• Testo della pagina

____

Li ho chiamati "pseudo-haiku" in quanto, pur essendo composti di tre versi e affrontando il tema palpitante delle stagioni, dei "veri" haiku giapponesi non rispettano la classica distribuzione (5, 7, 5) delle sillabe.
Ogni verso, formato da una coppia di parole in grado di generare un "ossimoro nascosto", è congegnato in modo da rispettare alcune precise restrizioni (o "contraintes").
In sintesi si tratta di questo. Le parole "nascoste" devono concordare nel genere e nel numero in caso di nomi, aggettivi e pronomi; nel modo, nel tempo e nella persona in caso di verbi; inoltre fra la parola "contenuta" e la parola "contenente" non deve sussistere omogeneità etimologica (o "equipollenza" per usare un termine dell'enigmistica classica).
I testi di riferimento per la costruzione degli "ossimori nascosti" sono stati: Il Nuovo Zingarelli. Vocabolario della lingua italiana (Zanichelli, 1990) e Giuseppe Pittàno, Sinonimi e contrari. Dizionario fraseologico delle parole equivalenti, analoghe e contrarie (Zanichelli, 1987).

____

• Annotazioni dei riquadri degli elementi
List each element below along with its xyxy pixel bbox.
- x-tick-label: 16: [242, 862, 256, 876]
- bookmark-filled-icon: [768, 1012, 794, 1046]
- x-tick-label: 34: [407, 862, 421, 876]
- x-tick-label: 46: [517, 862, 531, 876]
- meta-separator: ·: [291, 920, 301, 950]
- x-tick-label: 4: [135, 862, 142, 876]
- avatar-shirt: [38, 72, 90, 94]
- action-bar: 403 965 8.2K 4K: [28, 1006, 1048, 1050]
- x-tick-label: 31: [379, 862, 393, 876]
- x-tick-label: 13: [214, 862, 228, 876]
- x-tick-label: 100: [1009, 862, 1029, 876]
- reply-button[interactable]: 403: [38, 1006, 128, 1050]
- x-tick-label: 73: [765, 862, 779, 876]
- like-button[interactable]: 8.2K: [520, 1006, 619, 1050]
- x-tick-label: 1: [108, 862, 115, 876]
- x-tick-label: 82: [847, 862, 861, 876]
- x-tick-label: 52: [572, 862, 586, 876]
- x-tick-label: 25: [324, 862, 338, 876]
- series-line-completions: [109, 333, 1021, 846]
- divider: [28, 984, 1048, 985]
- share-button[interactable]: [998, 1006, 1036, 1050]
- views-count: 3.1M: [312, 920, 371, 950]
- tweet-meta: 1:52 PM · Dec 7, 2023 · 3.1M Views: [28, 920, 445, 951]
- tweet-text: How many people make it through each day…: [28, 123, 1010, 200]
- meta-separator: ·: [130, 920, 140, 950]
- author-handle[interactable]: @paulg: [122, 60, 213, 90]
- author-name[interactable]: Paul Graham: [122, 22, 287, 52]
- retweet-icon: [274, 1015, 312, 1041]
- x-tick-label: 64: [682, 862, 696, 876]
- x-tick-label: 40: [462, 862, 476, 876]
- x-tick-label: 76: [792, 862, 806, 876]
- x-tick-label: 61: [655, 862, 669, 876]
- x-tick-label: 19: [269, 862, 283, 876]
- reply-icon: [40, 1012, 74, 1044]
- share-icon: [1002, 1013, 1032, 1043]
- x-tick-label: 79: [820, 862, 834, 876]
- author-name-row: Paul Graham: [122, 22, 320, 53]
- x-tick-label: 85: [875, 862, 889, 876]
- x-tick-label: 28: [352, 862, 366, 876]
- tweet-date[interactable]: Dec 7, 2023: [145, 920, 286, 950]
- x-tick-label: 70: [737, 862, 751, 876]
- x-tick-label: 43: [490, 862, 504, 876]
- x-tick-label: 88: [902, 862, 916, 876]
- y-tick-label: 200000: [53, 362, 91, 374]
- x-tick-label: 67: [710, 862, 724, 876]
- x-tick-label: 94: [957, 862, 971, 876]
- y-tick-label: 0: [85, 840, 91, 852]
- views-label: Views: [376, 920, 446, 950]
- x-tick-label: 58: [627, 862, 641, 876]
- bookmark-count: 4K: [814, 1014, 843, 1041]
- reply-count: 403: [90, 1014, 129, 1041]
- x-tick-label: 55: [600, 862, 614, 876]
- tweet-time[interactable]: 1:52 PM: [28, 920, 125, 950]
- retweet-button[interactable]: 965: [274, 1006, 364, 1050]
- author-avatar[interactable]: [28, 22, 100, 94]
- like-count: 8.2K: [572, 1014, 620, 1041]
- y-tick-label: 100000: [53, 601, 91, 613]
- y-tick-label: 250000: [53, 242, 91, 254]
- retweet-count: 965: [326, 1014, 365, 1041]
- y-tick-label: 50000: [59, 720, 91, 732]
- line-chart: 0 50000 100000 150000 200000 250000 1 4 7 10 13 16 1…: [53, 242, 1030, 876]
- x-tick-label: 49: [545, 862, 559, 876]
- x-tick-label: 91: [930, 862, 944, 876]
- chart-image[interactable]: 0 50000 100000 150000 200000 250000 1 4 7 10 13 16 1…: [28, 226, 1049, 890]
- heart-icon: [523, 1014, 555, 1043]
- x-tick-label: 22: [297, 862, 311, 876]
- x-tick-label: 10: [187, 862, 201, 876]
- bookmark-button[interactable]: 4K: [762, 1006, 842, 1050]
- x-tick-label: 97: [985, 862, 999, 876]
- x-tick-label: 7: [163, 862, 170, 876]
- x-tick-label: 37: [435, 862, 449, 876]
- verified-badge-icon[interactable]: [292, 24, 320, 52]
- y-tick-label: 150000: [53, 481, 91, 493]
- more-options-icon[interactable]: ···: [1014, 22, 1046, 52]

____

Puoi restituire per intero, parola per parola, il testo sugli pseudo-haiku?

• Risposta al compito
Li ho chiamati "pseudo-haiku" in quanto, pur essendo composti di tre versi e affrontando il tema palpitante delle stagioni, dei "veri" haiku giapponesi non rispettano la classica distribuzione (5, 7, 5) delle sillabe.
Ogni verso, formato da una coppia di parole in grado di generare un "ossimoro nascosto", è congegnato in modo da rispettare alcune precise restrizioni (o "contraintes").
In sintesi si tratta di questo. Le parole "nascoste" devono concordare nel genere e nel numero in caso di nomi, aggettivi e pronomi; nel modo, nel tempo e nella persona in caso di verbi; inoltre fra la parola "contenuta" e la parola "contenente" non deve sussistere omogeneità etimologica (o "equipollenza" per usare un termine dell'enigmistica classica).
I testi di riferimento per la costruzione degli "ossimori nascosti" sono stati: Il Nuovo Zingarelli. Vocabolario della lingua italiana (Zanichelli, 1990) e Giuseppe Pittàno, Sinonimi e contrari. Dizionario fraseologico delle parole equivalenti, analoghe e contrarie (Zanichelli, 1987).